**Stated problem**: Return the records, each one exactly as written.

**Stored records**:

= = = = = = =

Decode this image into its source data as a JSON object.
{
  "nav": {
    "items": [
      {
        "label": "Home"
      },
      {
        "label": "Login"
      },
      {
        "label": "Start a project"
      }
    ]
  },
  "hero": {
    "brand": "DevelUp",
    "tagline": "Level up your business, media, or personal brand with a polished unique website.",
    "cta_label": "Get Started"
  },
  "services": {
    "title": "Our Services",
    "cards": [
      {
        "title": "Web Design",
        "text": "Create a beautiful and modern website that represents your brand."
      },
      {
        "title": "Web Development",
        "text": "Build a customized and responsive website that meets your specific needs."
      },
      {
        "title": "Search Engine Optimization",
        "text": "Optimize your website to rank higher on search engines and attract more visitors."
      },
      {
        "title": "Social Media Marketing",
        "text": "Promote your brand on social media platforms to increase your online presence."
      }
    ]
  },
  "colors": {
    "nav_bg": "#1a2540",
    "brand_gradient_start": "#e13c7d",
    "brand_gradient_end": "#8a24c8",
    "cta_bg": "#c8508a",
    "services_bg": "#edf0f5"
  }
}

= = = = = = =

**Exercise response**:
Decode this image into its source data as a JSON object.
{
  "nav": {
    "items": [
      {
        "label": "Home"
      },
      {
        "label": "Login"
      },
      {
        "label": "Start a project"
      }
    ]
  },
  "hero": {
    "brand": "DevelUp",
    "tagline": "Level up your business, media, or personal brand with a polished unique website.",
    "cta_label": "Get Started"
  },
  "services": {
    "title": "Our Services",
    "cards": [
      {
        "title": "Web Design",
        "text": "Create a beautiful and modern website that represents your brand."
      },
      {
        "title": "Web Development",
        "text": "Build a customized and responsive website that meets your specific needs."
      },
      {
        "title": "Search Engine Optimization",
        "text": "Optimize your website to rank higher on search engines and attract more visitors."
      },
      {
        "title": "Social Media Marketing",
        "text": "Promote your brand on social media platforms to increase your online presence."
      }
    ]
  },
  "colors": {
    "nav_bg": "#1a2540",
    "brand_gradient_start": "#e13c7d",
    "brand_gradient_end": "#8a24c8",
    "cta_bg": "#c8508a",
    "services_bg": "#edf0f5"
  }
}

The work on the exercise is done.